Aim of the task: From the listing below, pull out every line where the string "从题中所给的" appears.

Supplied records:
########

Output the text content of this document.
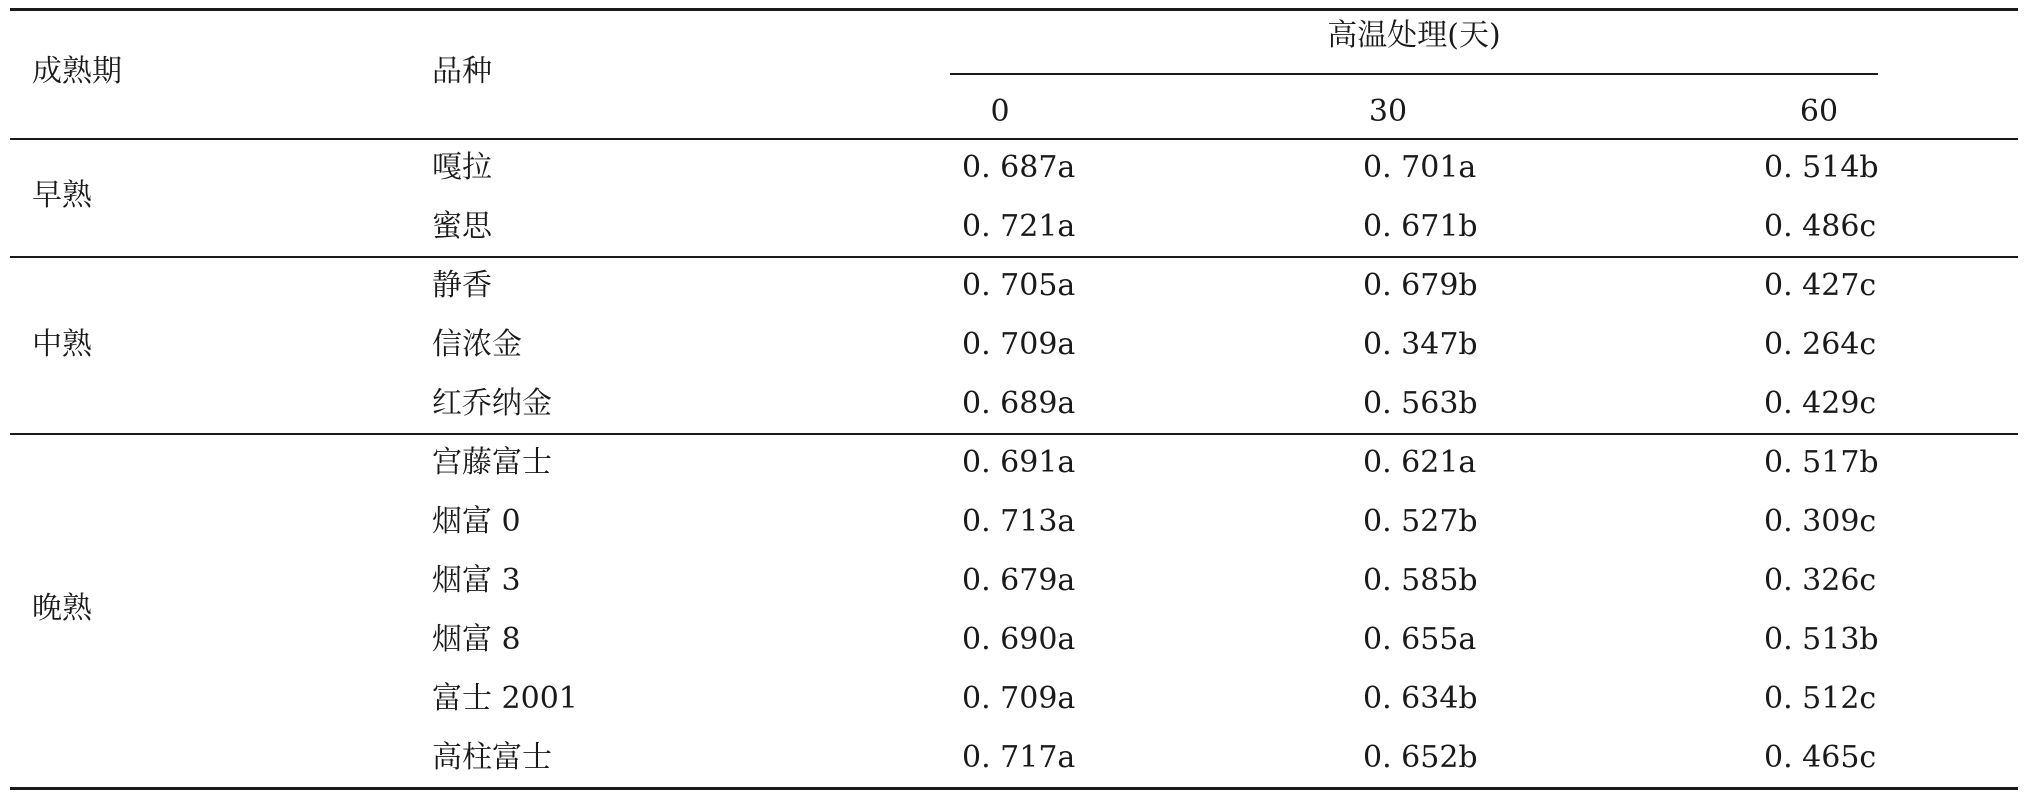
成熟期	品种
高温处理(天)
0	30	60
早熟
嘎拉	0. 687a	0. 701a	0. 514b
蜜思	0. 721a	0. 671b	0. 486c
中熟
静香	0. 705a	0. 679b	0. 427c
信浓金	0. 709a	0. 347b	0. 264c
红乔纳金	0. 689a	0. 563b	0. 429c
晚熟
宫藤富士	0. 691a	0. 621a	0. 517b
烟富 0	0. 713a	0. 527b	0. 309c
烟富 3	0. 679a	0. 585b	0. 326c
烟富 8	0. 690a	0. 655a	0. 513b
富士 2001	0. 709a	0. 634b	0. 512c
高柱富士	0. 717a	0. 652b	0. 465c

########

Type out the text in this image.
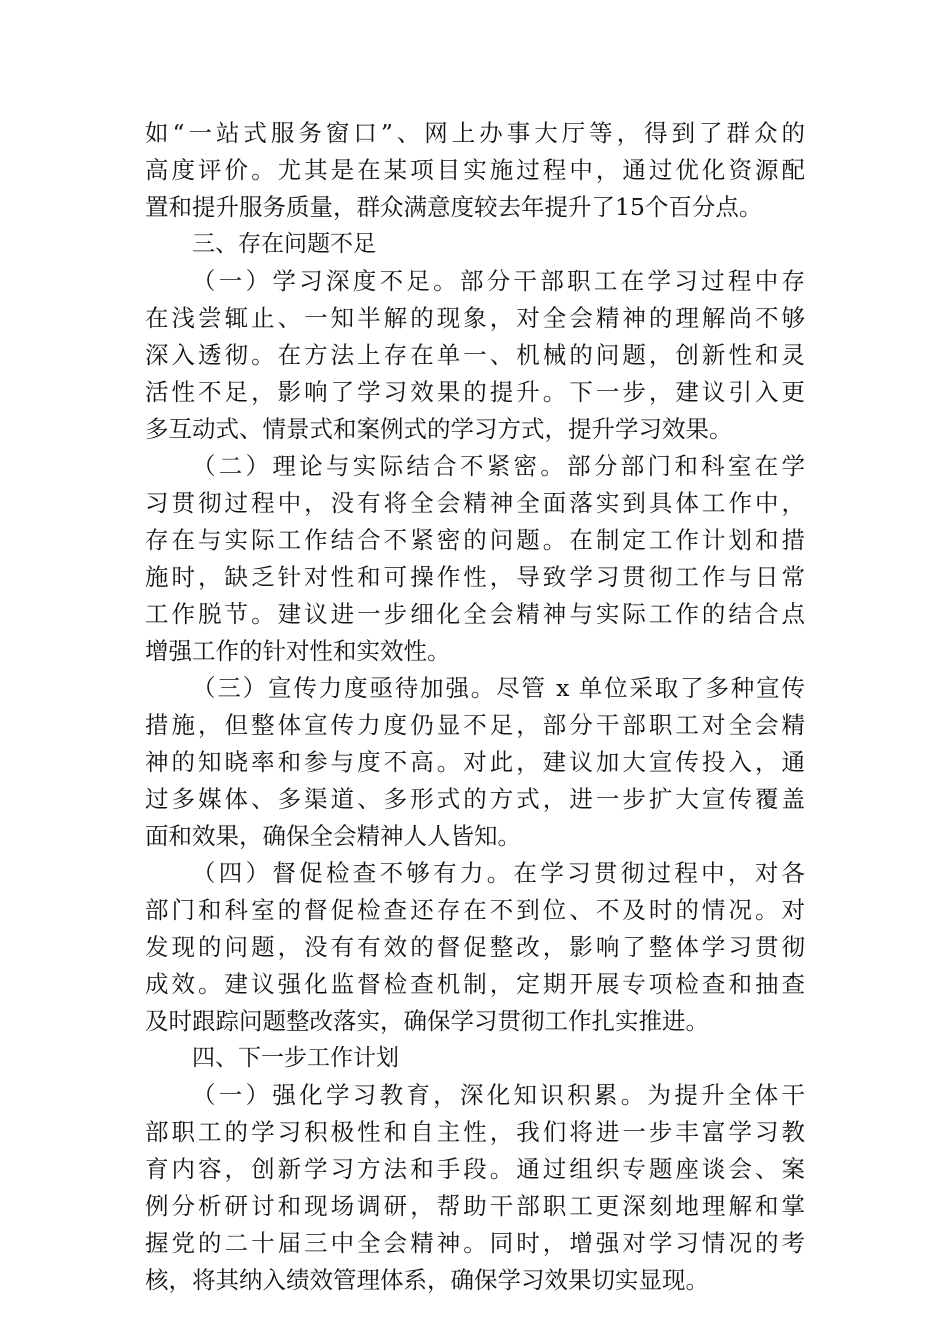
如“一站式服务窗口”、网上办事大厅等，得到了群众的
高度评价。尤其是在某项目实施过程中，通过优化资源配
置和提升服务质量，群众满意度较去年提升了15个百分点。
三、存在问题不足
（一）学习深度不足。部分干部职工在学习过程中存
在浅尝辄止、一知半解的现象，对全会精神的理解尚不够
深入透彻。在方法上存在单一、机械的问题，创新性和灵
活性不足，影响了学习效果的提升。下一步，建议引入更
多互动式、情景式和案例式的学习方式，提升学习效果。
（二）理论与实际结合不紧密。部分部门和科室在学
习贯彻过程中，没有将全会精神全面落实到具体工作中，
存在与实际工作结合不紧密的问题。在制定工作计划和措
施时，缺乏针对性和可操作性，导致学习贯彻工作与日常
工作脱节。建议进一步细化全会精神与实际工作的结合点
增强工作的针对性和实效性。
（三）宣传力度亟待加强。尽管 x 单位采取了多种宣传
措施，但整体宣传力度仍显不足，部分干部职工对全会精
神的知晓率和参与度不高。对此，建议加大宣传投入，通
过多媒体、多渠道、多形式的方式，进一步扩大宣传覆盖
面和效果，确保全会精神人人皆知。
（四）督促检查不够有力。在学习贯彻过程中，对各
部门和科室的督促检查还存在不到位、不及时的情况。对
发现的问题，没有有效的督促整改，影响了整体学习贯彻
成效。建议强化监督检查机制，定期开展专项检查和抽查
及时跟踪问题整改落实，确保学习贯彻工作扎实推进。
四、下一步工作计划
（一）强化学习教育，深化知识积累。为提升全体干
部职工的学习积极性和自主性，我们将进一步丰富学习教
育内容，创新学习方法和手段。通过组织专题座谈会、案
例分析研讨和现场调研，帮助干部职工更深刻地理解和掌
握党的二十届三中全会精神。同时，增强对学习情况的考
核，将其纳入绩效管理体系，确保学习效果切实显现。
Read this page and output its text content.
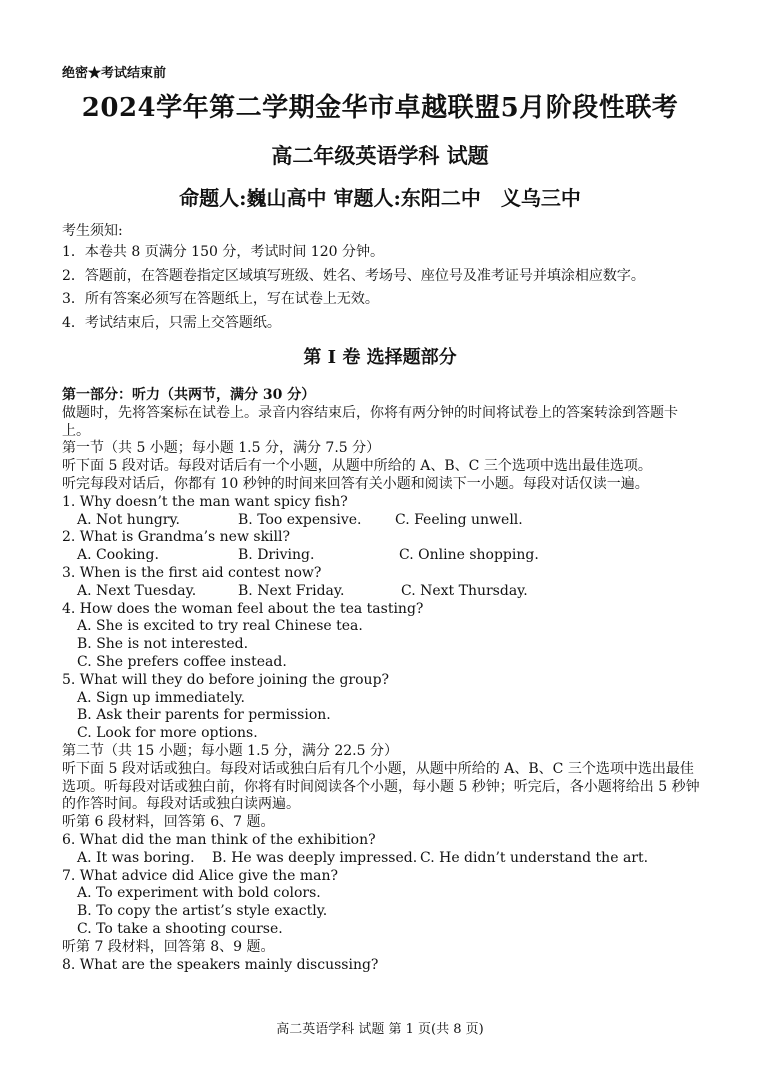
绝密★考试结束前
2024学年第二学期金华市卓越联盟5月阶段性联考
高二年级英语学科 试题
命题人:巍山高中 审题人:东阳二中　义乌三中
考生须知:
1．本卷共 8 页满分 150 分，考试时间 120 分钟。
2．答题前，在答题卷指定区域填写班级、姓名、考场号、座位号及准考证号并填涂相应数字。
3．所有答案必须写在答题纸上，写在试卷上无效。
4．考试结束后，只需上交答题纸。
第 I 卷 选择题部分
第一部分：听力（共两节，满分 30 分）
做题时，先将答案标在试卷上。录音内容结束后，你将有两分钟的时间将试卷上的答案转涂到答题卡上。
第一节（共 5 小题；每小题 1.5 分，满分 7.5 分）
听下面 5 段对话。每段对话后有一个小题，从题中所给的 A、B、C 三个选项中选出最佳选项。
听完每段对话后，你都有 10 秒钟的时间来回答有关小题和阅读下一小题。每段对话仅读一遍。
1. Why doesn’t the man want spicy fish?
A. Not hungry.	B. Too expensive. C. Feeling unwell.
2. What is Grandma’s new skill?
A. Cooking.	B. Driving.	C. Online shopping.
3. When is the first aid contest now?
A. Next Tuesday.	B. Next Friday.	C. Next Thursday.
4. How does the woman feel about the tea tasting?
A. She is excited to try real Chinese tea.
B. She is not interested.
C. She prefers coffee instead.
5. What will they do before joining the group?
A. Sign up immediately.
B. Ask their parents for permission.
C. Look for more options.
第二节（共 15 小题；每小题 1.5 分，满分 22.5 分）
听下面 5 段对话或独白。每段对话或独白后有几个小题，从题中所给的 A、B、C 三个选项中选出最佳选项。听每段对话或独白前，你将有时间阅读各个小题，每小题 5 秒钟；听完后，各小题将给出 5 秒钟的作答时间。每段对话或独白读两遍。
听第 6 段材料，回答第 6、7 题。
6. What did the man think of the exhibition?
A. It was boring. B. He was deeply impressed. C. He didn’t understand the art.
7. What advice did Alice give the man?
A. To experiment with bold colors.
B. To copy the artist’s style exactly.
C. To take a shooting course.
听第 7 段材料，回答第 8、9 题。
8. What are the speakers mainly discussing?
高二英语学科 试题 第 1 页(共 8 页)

########

Problem solution:
听下面 5 段对话。每段对话后有一个小题，从题中所给的 A、B、C 三个选项中选出最佳选项。
听下面 5 段对话或独白。每段对话或独白后有几个小题，从题中所给的 A、B、C 三个选项中选出最佳选项。听每段对话或独白前，你将有时间阅读各个小题，每小题 5 秒钟；听完后，各小题将给出 5 秒钟的作答时间。每段对话或独白读两遍。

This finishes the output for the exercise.